▶ [What is expected]:
Can you transcribe every line exactly and leave the pictures behind?

▶ [Extracted material]:
◇ ◇ ◇

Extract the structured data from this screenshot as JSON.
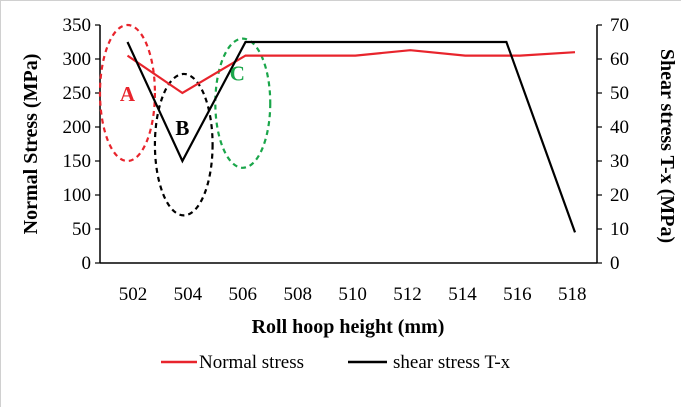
{
  "chart_data": {
    "type": "line",
    "xlabel": "Roll hoop height (mm)",
    "ylabel": "Normal Stress (MPa)",
    "y2label": "Shear stress T-x (MPa)",
    "x_ticks": [
      "502",
      "504",
      "506",
      "508",
      "510",
      "512",
      "514",
      "516",
      "518"
    ],
    "xlim": [
      500.8,
      518.9
    ],
    "ylim": [
      0,
      350
    ],
    "y_ticks": [
      0,
      50,
      100,
      150,
      200,
      250,
      300,
      350
    ],
    "y2lim": [
      0,
      70
    ],
    "y2_ticks": [
      0,
      10,
      20,
      30,
      40,
      50,
      60,
      70
    ],
    "grid": false,
    "legend_position": "bottom",
    "series": [
      {
        "name": "Normal stress",
        "axis": "left",
        "color": "#e8242c",
        "x": [
          501.8,
          503.8,
          506.1,
          510.1,
          512.1,
          514.1,
          516.1,
          518.1
        ],
        "y": [
          305,
          250,
          305,
          305,
          313,
          305,
          305,
          310
        ]
      },
      {
        "name": "shear stress T-x",
        "axis": "right",
        "color": "#000000",
        "x": [
          501.8,
          503.8,
          506.1,
          515.6,
          518.1
        ],
        "y": [
          65,
          30,
          65,
          65,
          9
        ]
      }
    ],
    "annotations": [
      {
        "text": "A",
        "color": "#e8242c",
        "x": 501.8,
        "y_left": 250,
        "ellipse_y_range": [
          150,
          350
        ],
        "ellipse_x_range": [
          500.8,
          502.8
        ],
        "dashed": true
      },
      {
        "text": "B",
        "color": "#000000",
        "x": 503.8,
        "y_left": 200,
        "ellipse_y_range": [
          70,
          278
        ],
        "ellipse_x_range": [
          502.8,
          504.9
        ],
        "dashed": true
      },
      {
        "text": "C",
        "color": "#1aa64a",
        "x": 505.8,
        "y_left": 280,
        "ellipse_y_range": [
          140,
          330
        ],
        "ellipse_x_range": [
          505.0,
          507.0
        ],
        "dashed": true
      }
    ]
  }
}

◇ ◇ ◇

▶ [Finished task]:
Extract the structured data from this screenshot as JSON.
{
  "chart_data": {
    "type": "line",
    "xlabel": "Roll hoop height (mm)",
    "ylabel": "Normal Stress (MPa)",
    "y2label": "Shear stress T-x (MPa)",
    "x_ticks": [
      "502",
      "504",
      "506",
      "508",
      "510",
      "512",
      "514",
      "516",
      "518"
    ],
    "xlim": [
      500.8,
      518.9
    ],
    "ylim": [
      0,
      350
    ],
    "y_ticks": [
      0,
      50,
      100,
      150,
      200,
      250,
      300,
      350
    ],
    "y2lim": [
      0,
      70
    ],
    "y2_ticks": [
      0,
      10,
      20,
      30,
      40,
      50,
      60,
      70
    ],
    "grid": false,
    "legend_position": "bottom",
    "series": [
      {
        "name": "Normal stress",
        "axis": "left",
        "color": "#e8242c",
        "x": [
          501.8,
          503.8,
          506.1,
          510.1,
          512.1,
          514.1,
          516.1,
          518.1
        ],
        "y": [
          305,
          250,
          305,
          305,
          313,
          305,
          305,
          310
        ]
      },
      {
        "name": "shear stress T-x",
        "axis": "right",
        "color": "#000000",
        "x": [
          501.8,
          503.8,
          506.1,
          515.6,
          518.1
        ],
        "y": [
          65,
          30,
          65,
          65,
          9
        ]
      }
    ],
    "annotations": [
      {
        "text": "A",
        "color": "#e8242c",
        "x": 501.8,
        "y_left": 250,
        "ellipse_y_range": [
          150,
          350
        ],
        "ellipse_x_range": [
          500.8,
          502.8
        ],
        "dashed": true
      },
      {
        "text": "B",
        "color": "#000000",
        "x": 503.8,
        "y_left": 200,
        "ellipse_y_range": [
          70,
          278
        ],
        "ellipse_x_range": [
          502.8,
          504.9
        ],
        "dashed": true
      },
      {
        "text": "C",
        "color": "#1aa64a",
        "x": 505.8,
        "y_left": 280,
        "ellipse_y_range": [
          140,
          330
        ],
        "ellipse_x_range": [
          505.0,
          507.0
        ],
        "dashed": true
      }
    ]
  }
}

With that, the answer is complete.